_Instruction_
Write out each record again exactly as it stands.

** Start Exercise data **

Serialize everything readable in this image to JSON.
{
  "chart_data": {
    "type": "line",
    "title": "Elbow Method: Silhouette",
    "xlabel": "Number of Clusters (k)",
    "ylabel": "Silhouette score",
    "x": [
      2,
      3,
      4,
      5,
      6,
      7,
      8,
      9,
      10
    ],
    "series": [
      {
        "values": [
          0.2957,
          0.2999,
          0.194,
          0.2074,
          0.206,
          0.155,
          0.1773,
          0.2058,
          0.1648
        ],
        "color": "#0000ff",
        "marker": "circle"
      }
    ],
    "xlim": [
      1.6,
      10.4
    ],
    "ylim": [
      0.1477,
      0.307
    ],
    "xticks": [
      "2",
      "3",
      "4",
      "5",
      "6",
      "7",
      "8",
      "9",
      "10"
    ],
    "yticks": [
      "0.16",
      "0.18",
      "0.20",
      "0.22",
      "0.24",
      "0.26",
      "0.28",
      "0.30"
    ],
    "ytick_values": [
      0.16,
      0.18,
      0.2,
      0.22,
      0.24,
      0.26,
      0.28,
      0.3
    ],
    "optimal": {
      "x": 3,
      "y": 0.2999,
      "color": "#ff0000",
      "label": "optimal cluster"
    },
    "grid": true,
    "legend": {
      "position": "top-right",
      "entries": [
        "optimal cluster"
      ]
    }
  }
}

** End Exercise data **

_Solution to the problem_
Serialize everything readable in this image to JSON.
{
  "chart_data": {
    "type": "line",
    "title": "Elbow Method: Silhouette",
    "xlabel": "Number of Clusters (k)",
    "ylabel": "Silhouette score",
    "x": [
      2,
      3,
      4,
      5,
      6,
      7,
      8,
      9,
      10
    ],
    "series": [
      {
        "values": [
          0.2957,
          0.2999,
          0.194,
          0.2074,
          0.206,
          0.155,
          0.1773,
          0.2058,
          0.1648
        ],
        "color": "#0000ff",
        "marker": "circle"
      }
    ],
    "xlim": [
      1.6,
      10.4
    ],
    "ylim": [
      0.1477,
      0.307
    ],
    "xticks": [
      "2",
      "3",
      "4",
      "5",
      "6",
      "7",
      "8",
      "9",
      "10"
    ],
    "yticks": [
      "0.16",
      "0.18",
      "0.20",
      "0.22",
      "0.24",
      "0.26",
      "0.28",
      "0.30"
    ],
    "ytick_values": [
      0.16,
      0.18,
      0.2,
      0.22,
      0.24,
      0.26,
      0.28,
      0.3
    ],
    "optimal": {
      "x": 3,
      "y": 0.2999,
      "color": "#ff0000",
      "label": "optimal cluster"
    },
    "grid": true,
    "legend": {
      "position": "top-right",
      "entries": [
        "optimal cluster"
      ]
    }
  }
}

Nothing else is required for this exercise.